◆ REQUIREMENT
Locate each line holding the string "from" and copy it.

Records that describe figures:
^^^^

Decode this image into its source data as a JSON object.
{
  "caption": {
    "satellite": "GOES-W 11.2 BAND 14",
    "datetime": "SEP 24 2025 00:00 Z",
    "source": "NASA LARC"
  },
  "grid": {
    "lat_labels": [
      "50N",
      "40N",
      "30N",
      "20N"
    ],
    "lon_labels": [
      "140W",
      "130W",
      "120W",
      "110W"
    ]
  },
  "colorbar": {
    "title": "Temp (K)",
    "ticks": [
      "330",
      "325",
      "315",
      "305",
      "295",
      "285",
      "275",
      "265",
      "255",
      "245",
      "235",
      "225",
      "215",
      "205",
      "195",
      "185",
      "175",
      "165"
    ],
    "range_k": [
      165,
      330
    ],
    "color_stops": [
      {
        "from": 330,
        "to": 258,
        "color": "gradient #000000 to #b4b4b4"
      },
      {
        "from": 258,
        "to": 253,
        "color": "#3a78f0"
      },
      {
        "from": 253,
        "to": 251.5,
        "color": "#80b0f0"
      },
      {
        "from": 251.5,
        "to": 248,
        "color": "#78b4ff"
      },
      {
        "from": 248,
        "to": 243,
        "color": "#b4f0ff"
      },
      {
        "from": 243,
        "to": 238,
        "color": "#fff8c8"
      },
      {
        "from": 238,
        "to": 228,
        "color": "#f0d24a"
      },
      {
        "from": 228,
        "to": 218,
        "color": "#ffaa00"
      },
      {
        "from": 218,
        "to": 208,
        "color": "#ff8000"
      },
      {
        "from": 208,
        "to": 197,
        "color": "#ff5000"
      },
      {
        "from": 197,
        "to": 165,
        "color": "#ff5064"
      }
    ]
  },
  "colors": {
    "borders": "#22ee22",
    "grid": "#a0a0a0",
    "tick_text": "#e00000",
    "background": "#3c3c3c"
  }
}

^^^^

◆ EXPECTED ANSWER
        "from": 330,
        "from": 258,
        "from": 253,
        "from": 251.5,
        "from": 248,
        "from": 243,
        "from": 238,
        "from": 228,
        "from": 218,
        "from": 208,
        "from": 197,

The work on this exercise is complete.